**WHAT YOU SHOULD DO**
Every line in the listing is to be echoed verbatim.

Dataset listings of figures
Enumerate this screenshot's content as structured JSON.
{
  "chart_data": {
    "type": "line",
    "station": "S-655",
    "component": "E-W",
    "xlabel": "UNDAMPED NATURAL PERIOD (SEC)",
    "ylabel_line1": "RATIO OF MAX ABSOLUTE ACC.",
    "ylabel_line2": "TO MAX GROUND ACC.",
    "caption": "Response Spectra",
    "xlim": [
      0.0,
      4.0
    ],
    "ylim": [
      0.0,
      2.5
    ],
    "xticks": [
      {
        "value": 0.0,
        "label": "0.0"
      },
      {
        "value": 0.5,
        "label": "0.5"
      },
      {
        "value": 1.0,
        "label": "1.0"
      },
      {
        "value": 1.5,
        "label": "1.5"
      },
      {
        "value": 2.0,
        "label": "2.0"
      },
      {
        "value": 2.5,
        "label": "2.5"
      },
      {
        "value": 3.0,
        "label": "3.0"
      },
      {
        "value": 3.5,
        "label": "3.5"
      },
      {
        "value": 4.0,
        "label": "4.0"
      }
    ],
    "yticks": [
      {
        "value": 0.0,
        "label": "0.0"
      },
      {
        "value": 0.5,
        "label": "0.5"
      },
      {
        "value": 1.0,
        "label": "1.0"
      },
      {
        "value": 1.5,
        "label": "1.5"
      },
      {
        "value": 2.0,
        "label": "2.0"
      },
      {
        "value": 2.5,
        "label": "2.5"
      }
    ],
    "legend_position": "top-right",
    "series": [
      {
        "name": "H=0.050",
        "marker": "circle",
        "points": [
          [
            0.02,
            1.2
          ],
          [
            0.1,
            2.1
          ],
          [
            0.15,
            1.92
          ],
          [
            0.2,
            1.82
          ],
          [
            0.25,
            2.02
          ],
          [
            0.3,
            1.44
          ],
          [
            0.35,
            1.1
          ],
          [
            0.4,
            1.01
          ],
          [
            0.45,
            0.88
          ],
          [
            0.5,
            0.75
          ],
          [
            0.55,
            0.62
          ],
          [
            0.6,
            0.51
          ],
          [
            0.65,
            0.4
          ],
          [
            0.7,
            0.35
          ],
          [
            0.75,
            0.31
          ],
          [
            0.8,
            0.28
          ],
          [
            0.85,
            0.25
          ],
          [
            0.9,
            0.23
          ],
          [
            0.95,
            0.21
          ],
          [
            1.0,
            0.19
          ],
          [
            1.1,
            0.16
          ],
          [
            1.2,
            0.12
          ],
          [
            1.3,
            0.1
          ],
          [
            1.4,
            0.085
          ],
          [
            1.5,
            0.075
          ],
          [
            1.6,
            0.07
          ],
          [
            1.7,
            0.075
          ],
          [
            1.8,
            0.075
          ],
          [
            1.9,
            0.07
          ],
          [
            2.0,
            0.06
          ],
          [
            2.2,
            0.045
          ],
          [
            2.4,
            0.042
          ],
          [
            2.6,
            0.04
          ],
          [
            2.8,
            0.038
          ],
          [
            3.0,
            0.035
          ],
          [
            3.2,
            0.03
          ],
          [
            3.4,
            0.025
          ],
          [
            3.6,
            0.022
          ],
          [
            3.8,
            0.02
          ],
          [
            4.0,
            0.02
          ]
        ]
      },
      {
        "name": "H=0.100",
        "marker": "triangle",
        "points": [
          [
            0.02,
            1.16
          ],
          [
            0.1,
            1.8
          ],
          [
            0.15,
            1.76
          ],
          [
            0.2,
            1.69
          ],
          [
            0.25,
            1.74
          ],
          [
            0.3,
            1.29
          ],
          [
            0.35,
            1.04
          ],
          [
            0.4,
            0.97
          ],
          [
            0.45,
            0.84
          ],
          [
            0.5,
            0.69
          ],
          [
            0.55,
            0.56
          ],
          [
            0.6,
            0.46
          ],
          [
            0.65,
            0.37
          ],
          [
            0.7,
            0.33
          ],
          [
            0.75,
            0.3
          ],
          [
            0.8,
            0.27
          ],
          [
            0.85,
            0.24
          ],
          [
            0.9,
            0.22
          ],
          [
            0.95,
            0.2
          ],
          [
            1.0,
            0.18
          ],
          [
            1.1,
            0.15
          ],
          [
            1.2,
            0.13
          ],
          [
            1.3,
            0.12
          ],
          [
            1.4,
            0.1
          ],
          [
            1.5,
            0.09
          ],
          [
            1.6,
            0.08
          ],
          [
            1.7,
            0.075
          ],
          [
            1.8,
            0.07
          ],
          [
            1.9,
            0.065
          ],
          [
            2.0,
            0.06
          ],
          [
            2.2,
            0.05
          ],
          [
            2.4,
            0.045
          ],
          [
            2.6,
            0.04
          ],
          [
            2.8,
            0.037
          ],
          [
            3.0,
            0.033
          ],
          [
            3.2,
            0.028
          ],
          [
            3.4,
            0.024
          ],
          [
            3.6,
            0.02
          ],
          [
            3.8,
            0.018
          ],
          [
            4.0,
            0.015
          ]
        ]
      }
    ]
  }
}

**PROBLEM SOLUTION**
Enumerate this screenshot's content as structured JSON.
{
  "chart_data": {
    "type": "line",
    "station": "S-655",
    "component": "E-W",
    "xlabel": "UNDAMPED NATURAL PERIOD (SEC)",
    "ylabel_line1": "RATIO OF MAX ABSOLUTE ACC.",
    "ylabel_line2": "TO MAX GROUND ACC.",
    "caption": "Response Spectra",
    "xlim": [
      0.0,
      4.0
    ],
    "ylim": [
      0.0,
      2.5
    ],
    "xticks": [
      {
        "value": 0.0,
        "label": "0.0"
      },
      {
        "value": 0.5,
        "label": "0.5"
      },
      {
        "value": 1.0,
        "label": "1.0"
      },
      {
        "value": 1.5,
        "label": "1.5"
      },
      {
        "value": 2.0,
        "label": "2.0"
      },
      {
        "value": 2.5,
        "label": "2.5"
      },
      {
        "value": 3.0,
        "label": "3.0"
      },
      {
        "value": 3.5,
        "label": "3.5"
      },
      {
        "value": 4.0,
        "label": "4.0"
      }
    ],
    "yticks": [
      {
        "value": 0.0,
        "label": "0.0"
      },
      {
        "value": 0.5,
        "label": "0.5"
      },
      {
        "value": 1.0,
        "label": "1.0"
      },
      {
        "value": 1.5,
        "label": "1.5"
      },
      {
        "value": 2.0,
        "label": "2.0"
      },
      {
        "value": 2.5,
        "label": "2.5"
      }
    ],
    "legend_position": "top-right",
    "series": [
      {
        "name": "H=0.050",
        "marker": "circle",
        "points": [
          [
            0.02,
            1.2
          ],
          [
            0.1,
            2.1
          ],
          [
            0.15,
            1.92
          ],
          [
            0.2,
            1.82
          ],
          [
            0.25,
            2.02
          ],
          [
            0.3,
            1.44
          ],
          [
            0.35,
            1.1
          ],
          [
            0.4,
            1.01
          ],
          [
            0.45,
            0.88
          ],
          [
            0.5,
            0.75
          ],
          [
            0.55,
            0.62
          ],
          [
            0.6,
            0.51
          ],
          [
            0.65,
            0.4
          ],
          [
            0.7,
            0.35
          ],
          [
            0.75,
            0.31
          ],
          [
            0.8,
            0.28
          ],
          [
            0.85,
            0.25
          ],
          [
            0.9,
            0.23
          ],
          [
            0.95,
            0.21
          ],
          [
            1.0,
            0.19
          ],
          [
            1.1,
            0.16
          ],
          [
            1.2,
            0.12
          ],
          [
            1.3,
            0.1
          ],
          [
            1.4,
            0.085
          ],
          [
            1.5,
            0.075
          ],
          [
            1.6,
            0.07
          ],
          [
            1.7,
            0.075
          ],
          [
            1.8,
            0.075
          ],
          [
            1.9,
            0.07
          ],
          [
            2.0,
            0.06
          ],
          [
            2.2,
            0.045
          ],
          [
            2.4,
            0.042
          ],
          [
            2.6,
            0.04
          ],
          [
            2.8,
            0.038
          ],
          [
            3.0,
            0.035
          ],
          [
            3.2,
            0.03
          ],
          [
            3.4,
            0.025
          ],
          [
            3.6,
            0.022
          ],
          [
            3.8,
            0.02
          ],
          [
            4.0,
            0.02
          ]
        ]
      },
      {
        "name": "H=0.100",
        "marker": "triangle",
        "points": [
          [
            0.02,
            1.16
          ],
          [
            0.1,
            1.8
          ],
          [
            0.15,
            1.76
          ],
          [
            0.2,
            1.69
          ],
          [
            0.25,
            1.74
          ],
          [
            0.3,
            1.29
          ],
          [
            0.35,
            1.04
          ],
          [
            0.4,
            0.97
          ],
          [
            0.45,
            0.84
          ],
          [
            0.5,
            0.69
          ],
          [
            0.55,
            0.56
          ],
          [
            0.6,
            0.46
          ],
          [
            0.65,
            0.37
          ],
          [
            0.7,
            0.33
          ],
          [
            0.75,
            0.3
          ],
          [
            0.8,
            0.27
          ],
          [
            0.85,
            0.24
          ],
          [
            0.9,
            0.22
          ],
          [
            0.95,
            0.2
          ],
          [
            1.0,
            0.18
          ],
          [
            1.1,
            0.15
          ],
          [
            1.2,
            0.13
          ],
          [
            1.3,
            0.12
          ],
          [
            1.4,
            0.1
          ],
          [
            1.5,
            0.09
          ],
          [
            1.6,
            0.08
          ],
          [
            1.7,
            0.075
          ],
          [
            1.8,
            0.07
          ],
          [
            1.9,
            0.065
          ],
          [
            2.0,
            0.06
          ],
          [
            2.2,
            0.05
          ],
          [
            2.4,
            0.045
          ],
          [
            2.6,
            0.04
          ],
          [
            2.8,
            0.037
          ],
          [
            3.0,
            0.033
          ],
          [
            3.2,
            0.028
          ],
          [
            3.4,
            0.024
          ],
          [
            3.6,
            0.02
          ],
          [
            3.8,
            0.018
          ],
          [
            4.0,
            0.015
          ]
        ]
      }
    ]
  }
}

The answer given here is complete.